Only the lines holding the string "финансии" are needed. Copy each one.

» **Exercise materials**:

* * * * * * * * *

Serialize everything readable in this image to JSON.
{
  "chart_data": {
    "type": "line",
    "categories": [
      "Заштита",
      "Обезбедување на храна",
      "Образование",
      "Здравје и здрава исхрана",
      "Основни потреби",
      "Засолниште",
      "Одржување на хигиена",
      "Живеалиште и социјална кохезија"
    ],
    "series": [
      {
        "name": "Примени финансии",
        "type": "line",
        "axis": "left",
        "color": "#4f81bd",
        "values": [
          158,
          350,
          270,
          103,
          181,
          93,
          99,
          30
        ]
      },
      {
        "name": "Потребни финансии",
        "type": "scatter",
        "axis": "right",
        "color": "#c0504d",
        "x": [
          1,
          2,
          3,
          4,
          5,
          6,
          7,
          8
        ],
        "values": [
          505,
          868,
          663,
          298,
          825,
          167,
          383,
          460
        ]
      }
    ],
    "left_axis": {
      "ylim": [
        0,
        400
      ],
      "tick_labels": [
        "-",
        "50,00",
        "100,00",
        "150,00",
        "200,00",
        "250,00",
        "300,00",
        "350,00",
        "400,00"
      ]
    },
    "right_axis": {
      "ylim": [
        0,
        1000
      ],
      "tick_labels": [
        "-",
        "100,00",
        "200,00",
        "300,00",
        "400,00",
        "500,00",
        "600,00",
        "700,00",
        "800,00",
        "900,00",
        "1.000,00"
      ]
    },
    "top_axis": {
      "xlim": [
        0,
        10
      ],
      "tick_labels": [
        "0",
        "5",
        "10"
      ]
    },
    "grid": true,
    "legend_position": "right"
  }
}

* * * * * * * * *

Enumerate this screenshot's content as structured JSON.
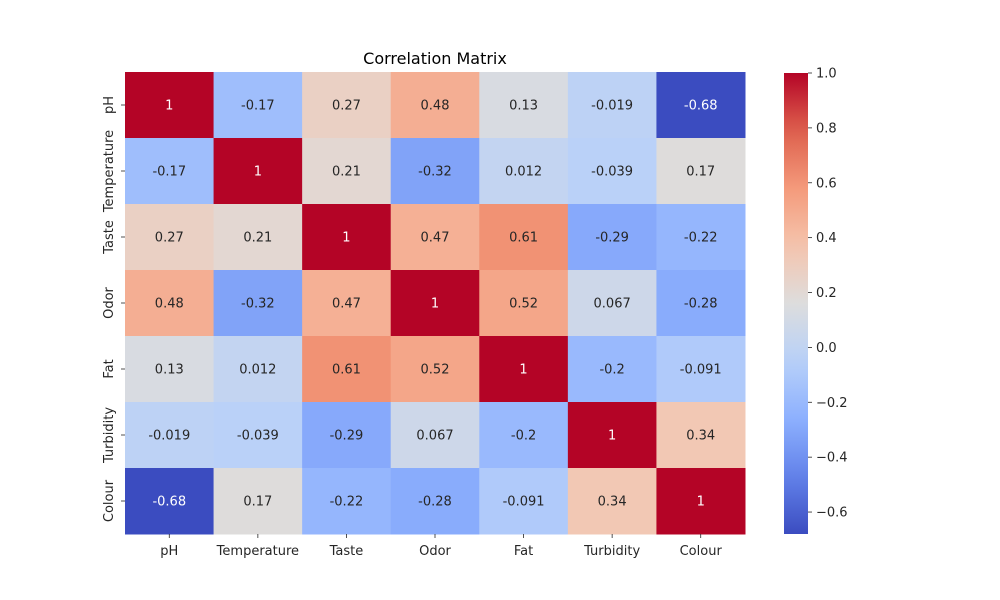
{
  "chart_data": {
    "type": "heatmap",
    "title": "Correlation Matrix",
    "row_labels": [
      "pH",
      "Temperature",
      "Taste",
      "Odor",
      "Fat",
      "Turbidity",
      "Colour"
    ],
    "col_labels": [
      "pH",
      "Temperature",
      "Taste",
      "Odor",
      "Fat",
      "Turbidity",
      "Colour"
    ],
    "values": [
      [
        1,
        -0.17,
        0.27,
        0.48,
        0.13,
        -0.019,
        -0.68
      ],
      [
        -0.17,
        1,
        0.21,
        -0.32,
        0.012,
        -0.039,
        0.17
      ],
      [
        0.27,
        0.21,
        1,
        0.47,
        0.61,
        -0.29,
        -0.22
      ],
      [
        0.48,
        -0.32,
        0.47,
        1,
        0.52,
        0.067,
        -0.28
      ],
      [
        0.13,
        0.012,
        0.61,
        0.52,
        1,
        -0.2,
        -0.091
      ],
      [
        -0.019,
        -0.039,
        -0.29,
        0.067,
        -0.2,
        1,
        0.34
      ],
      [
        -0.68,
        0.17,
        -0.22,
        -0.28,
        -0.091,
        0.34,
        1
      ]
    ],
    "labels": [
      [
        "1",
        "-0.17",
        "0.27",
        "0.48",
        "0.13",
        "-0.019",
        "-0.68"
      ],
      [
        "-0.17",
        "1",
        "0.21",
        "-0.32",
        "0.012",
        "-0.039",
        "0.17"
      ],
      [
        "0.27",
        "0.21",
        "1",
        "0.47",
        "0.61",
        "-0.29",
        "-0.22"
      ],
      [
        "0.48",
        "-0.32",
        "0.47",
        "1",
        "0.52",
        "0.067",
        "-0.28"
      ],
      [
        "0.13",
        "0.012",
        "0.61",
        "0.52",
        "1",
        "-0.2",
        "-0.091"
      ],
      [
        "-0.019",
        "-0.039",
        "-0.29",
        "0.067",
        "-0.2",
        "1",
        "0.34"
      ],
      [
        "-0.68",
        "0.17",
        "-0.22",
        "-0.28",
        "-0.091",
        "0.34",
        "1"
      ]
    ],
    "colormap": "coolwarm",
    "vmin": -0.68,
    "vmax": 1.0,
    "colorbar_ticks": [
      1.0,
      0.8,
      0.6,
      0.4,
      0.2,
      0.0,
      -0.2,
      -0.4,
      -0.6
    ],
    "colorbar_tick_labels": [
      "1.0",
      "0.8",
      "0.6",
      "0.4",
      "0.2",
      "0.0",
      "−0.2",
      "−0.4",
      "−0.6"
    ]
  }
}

* * * * * * * * *

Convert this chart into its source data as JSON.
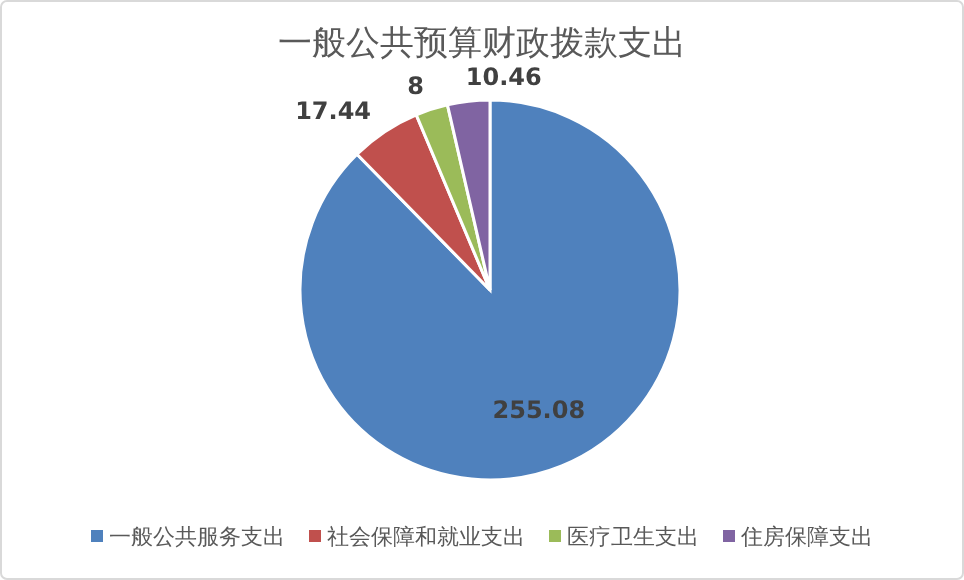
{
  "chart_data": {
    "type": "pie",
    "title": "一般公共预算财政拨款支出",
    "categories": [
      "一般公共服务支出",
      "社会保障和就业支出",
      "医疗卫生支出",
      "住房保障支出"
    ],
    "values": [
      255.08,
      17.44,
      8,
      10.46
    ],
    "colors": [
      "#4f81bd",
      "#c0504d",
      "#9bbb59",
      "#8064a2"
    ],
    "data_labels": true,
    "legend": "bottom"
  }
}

* * * * * * * * *

» **Exercise answer**:
        "name": "Примени финансии",
        "name": "Потребни финансии",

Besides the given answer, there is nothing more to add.